WHAT IS ASKED: Set every record down verbatim and omit the pictures.
BEGIN AVAILABLE RECORDS
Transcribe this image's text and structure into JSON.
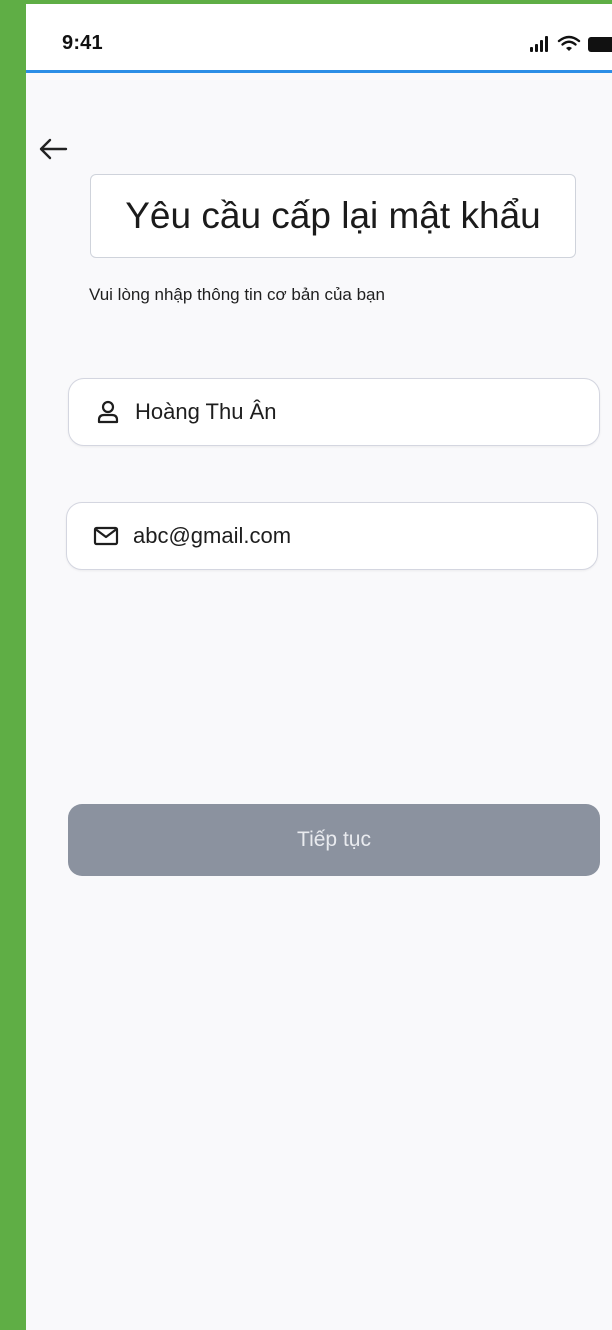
{
  "status_bar": {
    "time": "9:41",
    "icons": [
      "signal-icon",
      "wifi-icon",
      "battery-icon"
    ]
  },
  "header": {
    "back_icon": "arrow-left-icon",
    "title": "Yêu cầu cấp lại mật khẩu",
    "subtitle": "Vui lòng nhập thông tin cơ bản của bạn"
  },
  "form": {
    "name_field": {
      "icon": "user-icon",
      "value": "Hoàng Thu Ân"
    },
    "email_field": {
      "icon": "mail-icon",
      "value": "abc@gmail.com"
    },
    "submit_label": "Tiếp tục"
  },
  "colors": {
    "frame_background": "#5fae45",
    "status_accent": "#2b8ee6",
    "button_disabled": "#8b929f"
  }
}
END AVAILABLE RECORDS
COMPLETE OUTPUT:
Transcribe this image's text and structure into JSON.
{
  "status_bar": {
    "time": "9:41",
    "icons": [
      "signal-icon",
      "wifi-icon",
      "battery-icon"
    ]
  },
  "header": {
    "back_icon": "arrow-left-icon",
    "title": "Yêu cầu cấp lại mật khẩu",
    "subtitle": "Vui lòng nhập thông tin cơ bản của bạn"
  },
  "form": {
    "name_field": {
      "icon": "user-icon",
      "value": "Hoàng Thu Ân"
    },
    "email_field": {
      "icon": "mail-icon",
      "value": "abc@gmail.com"
    },
    "submit_label": "Tiếp tục"
  },
  "colors": {
    "frame_background": "#5fae45",
    "status_accent": "#2b8ee6",
    "button_disabled": "#8b929f"
  }
}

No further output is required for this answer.